[haiku-gsoc] Re: haiku-gsoc Digest V4 #22

  • From: Stephan Aßmus <superstippi@xxxxxx>
  • To: haiku-gsoc@xxxxxxxxxxxxx
  • Date: Tue, 28 Jun 2011 09:44:56 +0200

Hi Nathan,

On 28.06.2011 08:16, Nathan Heisey wrote:
Thanks for your advice.  Patch 01 was premature; most of the
modifications introduced are going under heavy review and redesign at
the moment, based upon the x11/windows code, as suggested.  I will keep
the rest of your advice in mind as well as I become ready to deal with
it.  Currently I am writing the functions that generate events; I will
redesign the event handling once I have made significant progress there.
I won't be correcting this patch since I need to rewrite most of that
anyway.  The next patch I release will probably contain corrections to
the windowing code; whether it contains your suggested corrections to
the event sending/handling is currently up for grabs.  Don't expect it
for a while, though.

I would like to urge you to go with my messaging advice right from the start. It is a waste of time to keep on going with something that you already know today how it would need to be written for real. To demonstrate what I was talking about with some real code (and to show you how little extra code it is), let's have a look at how the minimize event would work without threading issues:

Defined in a common header, you have a message constant for each type of SDL event that can be raised:

enum {
    MSG_WINDOW_EVENT    = 'wdev',

    // More event message constants for other type of events...
}


In your SDL BWindow implementation:

virtual void Minimize(bool minimize)
{
    if (minimize)
        _ForwardWindowEvent(SDL_WINDOWEVENT_MINIMIZED);
    else
        _ForwardWindowEvent(SDL_WINDOWEVENT_RESTORED);

    BWindow::Minimize(minimize);
}


The actual forwarding happens in a private method, like so:

void _ForwardWindowEvent(int32 sdlEventConstant)
{
    BMessage message(MSG_WINDOW_EVENT);
    message.AddPointer("window", window);
    message.AddInt32("event", sdlEventConstant);
    be_app->PostMessage(&message);
}


In your BApplication implementation, you would handle this event like so:

virtual void MessageReceived(BMessage* message)

# [Provided data]
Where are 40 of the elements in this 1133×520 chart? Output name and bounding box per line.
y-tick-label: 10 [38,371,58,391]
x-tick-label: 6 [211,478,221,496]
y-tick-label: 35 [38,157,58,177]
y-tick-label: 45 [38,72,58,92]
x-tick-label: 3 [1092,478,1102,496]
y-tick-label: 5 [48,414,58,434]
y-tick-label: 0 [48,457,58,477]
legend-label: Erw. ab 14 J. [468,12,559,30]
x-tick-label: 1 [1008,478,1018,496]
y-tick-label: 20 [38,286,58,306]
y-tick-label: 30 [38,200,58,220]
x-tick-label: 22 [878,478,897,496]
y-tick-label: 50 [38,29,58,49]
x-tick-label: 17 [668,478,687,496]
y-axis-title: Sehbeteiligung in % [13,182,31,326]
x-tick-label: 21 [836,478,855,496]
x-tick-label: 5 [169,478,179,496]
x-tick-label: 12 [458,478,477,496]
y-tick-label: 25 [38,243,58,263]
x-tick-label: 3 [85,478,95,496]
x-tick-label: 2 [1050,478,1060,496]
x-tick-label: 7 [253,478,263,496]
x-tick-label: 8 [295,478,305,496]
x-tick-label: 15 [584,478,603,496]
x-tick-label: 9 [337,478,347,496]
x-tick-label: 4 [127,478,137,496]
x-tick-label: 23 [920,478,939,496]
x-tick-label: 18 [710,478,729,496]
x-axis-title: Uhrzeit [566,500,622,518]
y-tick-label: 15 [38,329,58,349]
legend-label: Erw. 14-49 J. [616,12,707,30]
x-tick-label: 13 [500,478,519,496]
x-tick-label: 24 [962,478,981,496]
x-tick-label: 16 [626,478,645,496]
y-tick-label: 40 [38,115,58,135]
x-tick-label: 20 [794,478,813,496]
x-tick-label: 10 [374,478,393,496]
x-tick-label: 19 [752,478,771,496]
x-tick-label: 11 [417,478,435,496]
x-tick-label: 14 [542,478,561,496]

# [Instructions to follow]
Write out the full mailing list message about SDL event messaging, keeping every line unchanged. Work from the mailing list message alone.

# [Output below]
[haiku-gsoc] Re: haiku-gsoc Digest V4 #22

  • From: Stephan Aßmus <superstippi@xxxxxx>
  • To: haiku-gsoc@xxxxxxxxxxxxx
  • Date: Tue, 28 Jun 2011 09:44:56 +0200

Hi Nathan,

On 28.06.2011 08:16, Nathan Heisey wrote:
Thanks for your advice.  Patch 01 was premature; most of the
modifications introduced are going under heavy review and redesign at
the moment, based upon the x11/windows code, as suggested.  I will keep
the rest of your advice in mind as well as I become ready to deal with
it.  Currently I am writing the functions that generate events; I will
redesign the event handling once I have made significant progress there.
I won't be correcting this patch since I need to rewrite most of that
anyway.  The next patch I release will probably contain corrections to
the windowing code; whether it contains your suggested corrections to
the event sending/handling is currently up for grabs.  Don't expect it
for a while, though.

I would like to urge you to go with my messaging advice right from the start. It is a waste of time to keep on going with something that you already know today how it would need to be written for real. To demonstrate what I was talking about with some real code (and to show you how little extra code it is), let's have a look at how the minimize event would work without threading issues:

Defined in a common header, you have a message constant for each type of SDL event that can be raised:

enum {
    MSG_WINDOW_EVENT    = 'wdev',

    // More event message constants for other type of events...
}


In your SDL BWindow implementation:

virtual void Minimize(bool minimize)
{
    if (minimize)
        _ForwardWindowEvent(SDL_WINDOWEVENT_MINIMIZED);
    else
        _ForwardWindowEvent(SDL_WINDOWEVENT_RESTORED);

    BWindow::Minimize(minimize);
}


The actual forwarding happens in a private method, like so:

void _ForwardWindowEvent(int32 sdlEventConstant)
{
    BMessage message(MSG_WINDOW_EVENT);
    message.AddPointer("window", window);
    message.AddInt32("event", sdlEventConstant);
    be_app->PostMessage(&message);
}


In your BApplication implementation, you would handle this event like so:

virtual void MessageReceived(BMessage* message)